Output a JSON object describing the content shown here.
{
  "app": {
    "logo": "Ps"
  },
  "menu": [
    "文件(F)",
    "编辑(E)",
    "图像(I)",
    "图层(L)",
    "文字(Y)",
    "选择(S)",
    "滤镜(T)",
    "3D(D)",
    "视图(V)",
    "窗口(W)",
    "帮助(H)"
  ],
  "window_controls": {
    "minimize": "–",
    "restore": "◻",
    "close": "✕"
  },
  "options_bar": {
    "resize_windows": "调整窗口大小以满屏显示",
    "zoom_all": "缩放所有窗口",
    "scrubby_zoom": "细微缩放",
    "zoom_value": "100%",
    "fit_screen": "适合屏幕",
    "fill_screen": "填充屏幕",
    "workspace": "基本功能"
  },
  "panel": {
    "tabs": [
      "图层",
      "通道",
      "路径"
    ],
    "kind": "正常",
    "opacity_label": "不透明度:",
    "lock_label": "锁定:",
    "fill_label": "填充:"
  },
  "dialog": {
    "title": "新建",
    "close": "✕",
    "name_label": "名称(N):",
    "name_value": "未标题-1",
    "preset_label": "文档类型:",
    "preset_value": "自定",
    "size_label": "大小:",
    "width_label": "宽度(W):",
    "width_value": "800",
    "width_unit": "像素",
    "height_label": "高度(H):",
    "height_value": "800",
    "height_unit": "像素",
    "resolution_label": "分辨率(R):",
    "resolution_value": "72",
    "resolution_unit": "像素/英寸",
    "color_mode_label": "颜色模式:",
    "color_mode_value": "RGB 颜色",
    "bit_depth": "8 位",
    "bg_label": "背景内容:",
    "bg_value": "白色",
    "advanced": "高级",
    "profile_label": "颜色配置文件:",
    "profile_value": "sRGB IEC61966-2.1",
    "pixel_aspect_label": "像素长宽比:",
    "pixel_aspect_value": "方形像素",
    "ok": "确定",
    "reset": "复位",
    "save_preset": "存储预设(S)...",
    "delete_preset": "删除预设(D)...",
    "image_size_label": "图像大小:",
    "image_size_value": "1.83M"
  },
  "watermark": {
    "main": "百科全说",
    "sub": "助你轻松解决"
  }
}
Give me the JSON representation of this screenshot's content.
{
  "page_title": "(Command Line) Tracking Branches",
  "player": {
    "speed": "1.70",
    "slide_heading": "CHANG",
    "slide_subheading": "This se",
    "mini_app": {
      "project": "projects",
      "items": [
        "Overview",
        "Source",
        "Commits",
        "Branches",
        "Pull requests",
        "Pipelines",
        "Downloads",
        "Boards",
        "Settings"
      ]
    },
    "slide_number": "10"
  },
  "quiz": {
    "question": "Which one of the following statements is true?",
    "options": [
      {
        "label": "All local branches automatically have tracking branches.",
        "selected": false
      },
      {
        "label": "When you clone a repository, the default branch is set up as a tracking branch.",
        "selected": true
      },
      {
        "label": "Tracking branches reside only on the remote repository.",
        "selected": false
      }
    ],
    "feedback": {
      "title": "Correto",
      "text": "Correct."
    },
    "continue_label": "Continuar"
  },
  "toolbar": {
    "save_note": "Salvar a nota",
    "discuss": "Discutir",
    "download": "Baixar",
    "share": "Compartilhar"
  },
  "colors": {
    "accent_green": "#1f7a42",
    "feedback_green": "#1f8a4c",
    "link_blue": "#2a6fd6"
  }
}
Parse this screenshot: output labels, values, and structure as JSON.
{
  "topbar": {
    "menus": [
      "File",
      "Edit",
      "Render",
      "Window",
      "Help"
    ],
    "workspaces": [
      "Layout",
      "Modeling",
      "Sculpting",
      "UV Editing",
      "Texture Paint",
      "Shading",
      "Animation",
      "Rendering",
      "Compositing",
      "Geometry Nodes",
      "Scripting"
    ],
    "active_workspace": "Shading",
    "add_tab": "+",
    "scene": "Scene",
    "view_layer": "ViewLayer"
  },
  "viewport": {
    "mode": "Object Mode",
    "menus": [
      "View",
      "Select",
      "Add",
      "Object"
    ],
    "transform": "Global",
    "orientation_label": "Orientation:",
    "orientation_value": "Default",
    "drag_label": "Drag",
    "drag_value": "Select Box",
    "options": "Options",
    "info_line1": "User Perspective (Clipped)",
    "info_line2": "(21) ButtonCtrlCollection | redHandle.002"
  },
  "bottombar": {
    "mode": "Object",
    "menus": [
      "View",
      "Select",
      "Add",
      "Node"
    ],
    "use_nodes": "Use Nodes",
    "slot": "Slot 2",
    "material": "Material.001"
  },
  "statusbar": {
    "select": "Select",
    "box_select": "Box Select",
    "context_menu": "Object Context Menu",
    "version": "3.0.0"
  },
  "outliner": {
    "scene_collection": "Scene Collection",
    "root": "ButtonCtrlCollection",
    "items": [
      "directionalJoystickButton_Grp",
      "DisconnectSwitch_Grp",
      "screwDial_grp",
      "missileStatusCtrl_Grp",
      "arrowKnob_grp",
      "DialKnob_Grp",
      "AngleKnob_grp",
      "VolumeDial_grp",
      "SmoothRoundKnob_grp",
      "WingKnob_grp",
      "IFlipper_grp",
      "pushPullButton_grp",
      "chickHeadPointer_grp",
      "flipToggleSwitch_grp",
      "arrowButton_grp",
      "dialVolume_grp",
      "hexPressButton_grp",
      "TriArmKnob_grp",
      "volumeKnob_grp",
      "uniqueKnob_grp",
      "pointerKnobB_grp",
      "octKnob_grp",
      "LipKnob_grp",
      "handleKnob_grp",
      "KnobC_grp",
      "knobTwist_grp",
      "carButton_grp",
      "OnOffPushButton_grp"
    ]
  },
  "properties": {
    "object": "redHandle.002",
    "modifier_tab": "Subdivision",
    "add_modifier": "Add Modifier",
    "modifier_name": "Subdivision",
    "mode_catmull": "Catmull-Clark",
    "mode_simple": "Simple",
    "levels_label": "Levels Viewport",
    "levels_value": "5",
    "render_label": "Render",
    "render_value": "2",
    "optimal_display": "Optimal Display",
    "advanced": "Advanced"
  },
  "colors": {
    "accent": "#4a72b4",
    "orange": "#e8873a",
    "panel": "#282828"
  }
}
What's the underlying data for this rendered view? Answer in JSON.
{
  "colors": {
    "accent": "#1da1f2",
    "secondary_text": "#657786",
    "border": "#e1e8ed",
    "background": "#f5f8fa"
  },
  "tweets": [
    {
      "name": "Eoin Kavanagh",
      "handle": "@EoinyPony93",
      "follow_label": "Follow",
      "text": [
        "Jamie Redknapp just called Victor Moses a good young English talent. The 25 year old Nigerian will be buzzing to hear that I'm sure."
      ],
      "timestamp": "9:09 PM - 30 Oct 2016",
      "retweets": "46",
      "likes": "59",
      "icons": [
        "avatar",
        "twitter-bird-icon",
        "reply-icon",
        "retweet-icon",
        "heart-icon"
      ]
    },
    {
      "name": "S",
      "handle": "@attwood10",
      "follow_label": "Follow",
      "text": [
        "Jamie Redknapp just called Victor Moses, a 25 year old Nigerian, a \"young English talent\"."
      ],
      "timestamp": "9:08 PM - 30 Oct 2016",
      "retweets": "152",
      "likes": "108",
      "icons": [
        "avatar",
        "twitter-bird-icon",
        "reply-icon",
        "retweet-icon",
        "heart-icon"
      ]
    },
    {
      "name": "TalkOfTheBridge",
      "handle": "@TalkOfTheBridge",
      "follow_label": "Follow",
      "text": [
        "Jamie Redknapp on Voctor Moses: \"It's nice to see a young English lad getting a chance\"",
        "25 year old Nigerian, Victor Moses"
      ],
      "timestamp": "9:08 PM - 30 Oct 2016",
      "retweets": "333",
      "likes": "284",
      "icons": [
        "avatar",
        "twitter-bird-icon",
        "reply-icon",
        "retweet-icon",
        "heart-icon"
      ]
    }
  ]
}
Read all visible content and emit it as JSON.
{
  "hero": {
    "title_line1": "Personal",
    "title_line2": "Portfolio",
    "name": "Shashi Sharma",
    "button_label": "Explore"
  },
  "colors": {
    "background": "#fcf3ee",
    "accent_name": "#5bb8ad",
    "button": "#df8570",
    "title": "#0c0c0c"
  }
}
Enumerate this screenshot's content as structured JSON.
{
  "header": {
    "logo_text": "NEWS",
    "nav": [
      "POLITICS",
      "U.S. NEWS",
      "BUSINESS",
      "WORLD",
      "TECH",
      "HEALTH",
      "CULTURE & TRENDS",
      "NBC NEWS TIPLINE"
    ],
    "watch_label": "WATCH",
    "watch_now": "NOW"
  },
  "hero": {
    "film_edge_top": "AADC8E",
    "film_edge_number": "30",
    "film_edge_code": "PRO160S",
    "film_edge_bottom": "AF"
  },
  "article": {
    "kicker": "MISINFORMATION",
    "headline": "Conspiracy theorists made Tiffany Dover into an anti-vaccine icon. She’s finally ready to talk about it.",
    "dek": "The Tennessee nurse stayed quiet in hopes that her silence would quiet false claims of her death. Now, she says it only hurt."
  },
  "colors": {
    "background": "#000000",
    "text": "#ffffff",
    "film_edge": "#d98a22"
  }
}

_What is needed_
In the lines above, find each one with "content" and list it.

_Solution below_
Output a JSON object describing the content shown here.
Give me the JSON representation of this screenshot's content.
Read all visible content and emit it as JSON.
Enumerate this screenshot's content as structured JSON.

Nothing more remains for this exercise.